TASK DIRECTIONS
Copy each line that holds "Quaternion".

MATERIAL PROVIDED
---------------

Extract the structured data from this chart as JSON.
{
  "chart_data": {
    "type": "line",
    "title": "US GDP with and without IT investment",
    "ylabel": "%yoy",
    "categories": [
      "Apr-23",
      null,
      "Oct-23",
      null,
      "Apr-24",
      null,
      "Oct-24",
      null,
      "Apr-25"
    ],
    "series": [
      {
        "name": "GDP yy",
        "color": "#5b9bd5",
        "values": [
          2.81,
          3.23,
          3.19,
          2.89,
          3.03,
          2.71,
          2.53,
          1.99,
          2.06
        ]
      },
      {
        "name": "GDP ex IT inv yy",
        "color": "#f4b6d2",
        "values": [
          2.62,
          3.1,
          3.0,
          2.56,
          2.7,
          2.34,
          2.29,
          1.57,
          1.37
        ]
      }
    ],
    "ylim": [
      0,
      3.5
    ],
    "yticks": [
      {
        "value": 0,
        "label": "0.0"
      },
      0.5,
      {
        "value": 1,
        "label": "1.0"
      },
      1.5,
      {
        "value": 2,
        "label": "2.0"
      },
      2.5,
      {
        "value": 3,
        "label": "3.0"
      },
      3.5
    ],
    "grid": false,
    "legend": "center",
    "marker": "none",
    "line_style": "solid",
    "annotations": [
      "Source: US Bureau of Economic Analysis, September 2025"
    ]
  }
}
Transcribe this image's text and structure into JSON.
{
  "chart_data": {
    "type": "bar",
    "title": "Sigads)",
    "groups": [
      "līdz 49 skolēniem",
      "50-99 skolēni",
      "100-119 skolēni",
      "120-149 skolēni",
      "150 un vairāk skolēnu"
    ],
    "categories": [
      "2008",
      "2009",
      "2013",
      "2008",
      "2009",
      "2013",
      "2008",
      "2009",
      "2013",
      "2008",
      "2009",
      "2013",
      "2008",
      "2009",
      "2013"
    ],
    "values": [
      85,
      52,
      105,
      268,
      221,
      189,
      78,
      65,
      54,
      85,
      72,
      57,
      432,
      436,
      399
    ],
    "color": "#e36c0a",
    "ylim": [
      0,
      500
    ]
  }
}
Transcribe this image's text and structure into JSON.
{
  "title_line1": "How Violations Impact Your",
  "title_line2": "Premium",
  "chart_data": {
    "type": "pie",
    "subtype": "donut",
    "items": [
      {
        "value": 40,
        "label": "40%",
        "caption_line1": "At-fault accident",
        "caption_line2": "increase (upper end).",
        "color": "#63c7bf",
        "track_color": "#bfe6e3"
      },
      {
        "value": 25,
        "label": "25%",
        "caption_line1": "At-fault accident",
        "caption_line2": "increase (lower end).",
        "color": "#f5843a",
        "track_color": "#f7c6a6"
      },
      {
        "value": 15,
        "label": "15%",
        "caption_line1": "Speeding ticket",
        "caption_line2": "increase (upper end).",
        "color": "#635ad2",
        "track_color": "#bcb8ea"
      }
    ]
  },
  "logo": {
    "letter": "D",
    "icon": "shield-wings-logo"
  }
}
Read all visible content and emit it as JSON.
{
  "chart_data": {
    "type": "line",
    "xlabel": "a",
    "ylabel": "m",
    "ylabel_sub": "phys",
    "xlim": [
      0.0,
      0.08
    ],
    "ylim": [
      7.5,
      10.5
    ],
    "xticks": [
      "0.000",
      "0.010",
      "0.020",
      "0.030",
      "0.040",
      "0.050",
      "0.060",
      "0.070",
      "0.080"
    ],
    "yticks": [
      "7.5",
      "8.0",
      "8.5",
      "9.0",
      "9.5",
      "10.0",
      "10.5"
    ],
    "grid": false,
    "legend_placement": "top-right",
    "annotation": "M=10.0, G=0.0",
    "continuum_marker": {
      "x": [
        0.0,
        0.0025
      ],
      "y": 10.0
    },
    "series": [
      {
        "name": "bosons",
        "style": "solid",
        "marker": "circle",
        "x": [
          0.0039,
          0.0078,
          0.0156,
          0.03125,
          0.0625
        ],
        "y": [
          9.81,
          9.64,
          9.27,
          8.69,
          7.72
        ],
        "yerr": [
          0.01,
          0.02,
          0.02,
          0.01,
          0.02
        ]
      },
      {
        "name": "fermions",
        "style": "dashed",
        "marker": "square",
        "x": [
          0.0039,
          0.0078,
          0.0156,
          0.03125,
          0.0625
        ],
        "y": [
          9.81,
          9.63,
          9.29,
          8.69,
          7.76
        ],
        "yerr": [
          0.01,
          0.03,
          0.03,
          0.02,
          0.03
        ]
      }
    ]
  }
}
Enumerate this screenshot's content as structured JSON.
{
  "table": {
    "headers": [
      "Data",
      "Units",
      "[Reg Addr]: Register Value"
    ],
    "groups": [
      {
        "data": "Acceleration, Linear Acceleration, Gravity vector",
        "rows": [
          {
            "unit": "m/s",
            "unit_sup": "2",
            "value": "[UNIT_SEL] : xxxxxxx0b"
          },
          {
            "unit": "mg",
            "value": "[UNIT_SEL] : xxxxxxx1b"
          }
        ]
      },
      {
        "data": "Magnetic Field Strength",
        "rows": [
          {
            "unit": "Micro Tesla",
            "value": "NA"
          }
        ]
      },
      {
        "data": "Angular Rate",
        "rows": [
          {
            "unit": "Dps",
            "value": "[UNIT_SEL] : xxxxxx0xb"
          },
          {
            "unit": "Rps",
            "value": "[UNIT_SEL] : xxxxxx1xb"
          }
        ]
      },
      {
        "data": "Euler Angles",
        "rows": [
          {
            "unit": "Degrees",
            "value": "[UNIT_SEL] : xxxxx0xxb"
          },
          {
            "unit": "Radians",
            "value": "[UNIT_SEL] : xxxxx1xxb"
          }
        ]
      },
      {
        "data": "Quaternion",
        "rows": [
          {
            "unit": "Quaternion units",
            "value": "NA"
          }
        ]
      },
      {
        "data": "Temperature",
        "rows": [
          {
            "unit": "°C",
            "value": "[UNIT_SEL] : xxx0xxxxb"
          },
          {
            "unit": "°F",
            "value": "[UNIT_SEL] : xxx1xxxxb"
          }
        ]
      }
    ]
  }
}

---------------

REPLY TO THE TASK
        "data": "Quaternion",
            "unit": "Quaternion units",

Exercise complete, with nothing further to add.